Hey I found this awesome forum & I feel it's the only place I can truly relate with anyone. I am going through a lot of changes hormonaly as every pregnant woman does, but am having a hard time managing those changes etc. I find myself collapsing into isolation because I'm constantly in fear over everything involving this pregnancy & I can litterally feel the chemical changes occuring...it's frightening. It's my first, an unplanned pregnancy. I'm 24 & about 15 weeks along & in a tough relationship with the baby's daddy. He and I fight often. He wants to be supportive of the child, but seems to be unstable as a person. He doesn't have a good job, he has severe anger issues, drives wrecklessly, does drugs, etc. Anyway, I am learning small ways to cope with my panic attacks/anxiety such as tapping pressure points & saying positive, calming affirmations.
What I really hope to get out of this forum is friends or support to help me through this tough time. Thanks for reading!

SOURCE DATA
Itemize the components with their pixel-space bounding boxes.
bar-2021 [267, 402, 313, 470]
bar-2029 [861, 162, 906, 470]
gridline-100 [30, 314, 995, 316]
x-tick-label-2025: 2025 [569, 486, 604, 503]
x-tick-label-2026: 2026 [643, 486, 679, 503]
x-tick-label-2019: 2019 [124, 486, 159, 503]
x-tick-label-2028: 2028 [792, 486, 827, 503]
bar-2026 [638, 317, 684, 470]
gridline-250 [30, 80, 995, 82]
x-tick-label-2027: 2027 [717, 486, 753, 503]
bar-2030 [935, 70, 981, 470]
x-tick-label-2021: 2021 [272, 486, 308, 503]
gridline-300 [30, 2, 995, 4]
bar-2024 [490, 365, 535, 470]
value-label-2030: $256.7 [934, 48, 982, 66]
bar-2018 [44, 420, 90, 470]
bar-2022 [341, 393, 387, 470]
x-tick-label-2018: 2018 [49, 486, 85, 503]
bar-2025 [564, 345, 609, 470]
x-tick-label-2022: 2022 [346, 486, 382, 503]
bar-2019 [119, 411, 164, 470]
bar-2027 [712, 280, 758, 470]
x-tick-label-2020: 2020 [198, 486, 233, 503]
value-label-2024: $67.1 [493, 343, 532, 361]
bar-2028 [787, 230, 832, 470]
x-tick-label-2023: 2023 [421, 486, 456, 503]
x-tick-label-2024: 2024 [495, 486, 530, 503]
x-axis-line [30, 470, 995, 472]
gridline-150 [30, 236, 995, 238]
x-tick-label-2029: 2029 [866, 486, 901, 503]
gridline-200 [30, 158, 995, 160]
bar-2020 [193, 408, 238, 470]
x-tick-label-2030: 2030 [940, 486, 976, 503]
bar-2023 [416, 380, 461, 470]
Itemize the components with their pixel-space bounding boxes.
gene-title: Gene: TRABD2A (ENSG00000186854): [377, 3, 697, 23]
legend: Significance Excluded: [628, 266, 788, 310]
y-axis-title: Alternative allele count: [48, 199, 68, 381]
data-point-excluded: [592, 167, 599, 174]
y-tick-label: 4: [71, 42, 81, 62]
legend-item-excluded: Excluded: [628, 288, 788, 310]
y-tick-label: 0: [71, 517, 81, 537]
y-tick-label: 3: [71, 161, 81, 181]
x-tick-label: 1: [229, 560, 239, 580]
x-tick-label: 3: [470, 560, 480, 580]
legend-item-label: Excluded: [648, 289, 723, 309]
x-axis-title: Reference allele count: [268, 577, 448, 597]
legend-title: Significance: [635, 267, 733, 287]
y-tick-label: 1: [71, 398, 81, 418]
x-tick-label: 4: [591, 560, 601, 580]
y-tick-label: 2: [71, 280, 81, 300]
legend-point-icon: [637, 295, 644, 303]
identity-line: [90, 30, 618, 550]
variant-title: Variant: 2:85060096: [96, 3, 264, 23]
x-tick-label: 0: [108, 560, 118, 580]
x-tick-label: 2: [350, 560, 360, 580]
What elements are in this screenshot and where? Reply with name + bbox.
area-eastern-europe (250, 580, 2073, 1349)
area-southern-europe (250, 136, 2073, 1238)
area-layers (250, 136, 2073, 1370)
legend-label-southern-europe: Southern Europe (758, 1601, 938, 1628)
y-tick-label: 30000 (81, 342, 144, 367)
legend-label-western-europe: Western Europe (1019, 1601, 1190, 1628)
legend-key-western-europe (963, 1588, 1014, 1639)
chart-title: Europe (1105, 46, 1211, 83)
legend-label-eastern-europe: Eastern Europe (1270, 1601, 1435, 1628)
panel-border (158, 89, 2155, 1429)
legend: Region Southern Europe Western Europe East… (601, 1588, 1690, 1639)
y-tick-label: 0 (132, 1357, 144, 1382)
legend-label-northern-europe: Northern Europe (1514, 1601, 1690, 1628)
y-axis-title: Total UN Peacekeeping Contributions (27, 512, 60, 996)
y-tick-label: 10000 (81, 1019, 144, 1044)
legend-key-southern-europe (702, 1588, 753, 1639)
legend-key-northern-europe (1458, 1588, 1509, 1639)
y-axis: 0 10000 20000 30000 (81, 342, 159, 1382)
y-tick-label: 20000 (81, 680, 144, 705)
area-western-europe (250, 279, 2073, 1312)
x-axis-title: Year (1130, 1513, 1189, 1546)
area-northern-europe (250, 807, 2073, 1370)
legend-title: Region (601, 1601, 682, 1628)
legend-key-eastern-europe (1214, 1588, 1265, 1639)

WHAT IS NEEDED
Reproduce the whole forum post about a first pregnancy and anxiety, word for word, from its opening line to its final sentence.

RESPONSE TO THIS TASK
Hey I found this awesome forum & I feel it's the only place I can truly relate with anyone. I am going through a lot of changes hormonaly as every pregnant woman does, but am having a hard time managing those changes etc. I find myself collapsing into isolation because I'm constantly in fear over everything involving this pregnancy & I can litterally feel the chemical changes occuring...it's frightening. It's my first, an unplanned pregnancy. I'm 24 & about 15 weeks along & in a tough relationship with the baby's daddy. He and I fight often. He wants to be supportive of the child, but seems to be unstable as a person. He doesn't have a good job, he has severe anger issues, drives wrecklessly, does drugs, etc. Anyway, I am learning small ways to cope with my panic attacks/anxiety such as tapping pressure points & saying positive, calming affirmations.
What I really hope to get out of this forum is friends or support to help me through this tough time. Thanks for reading!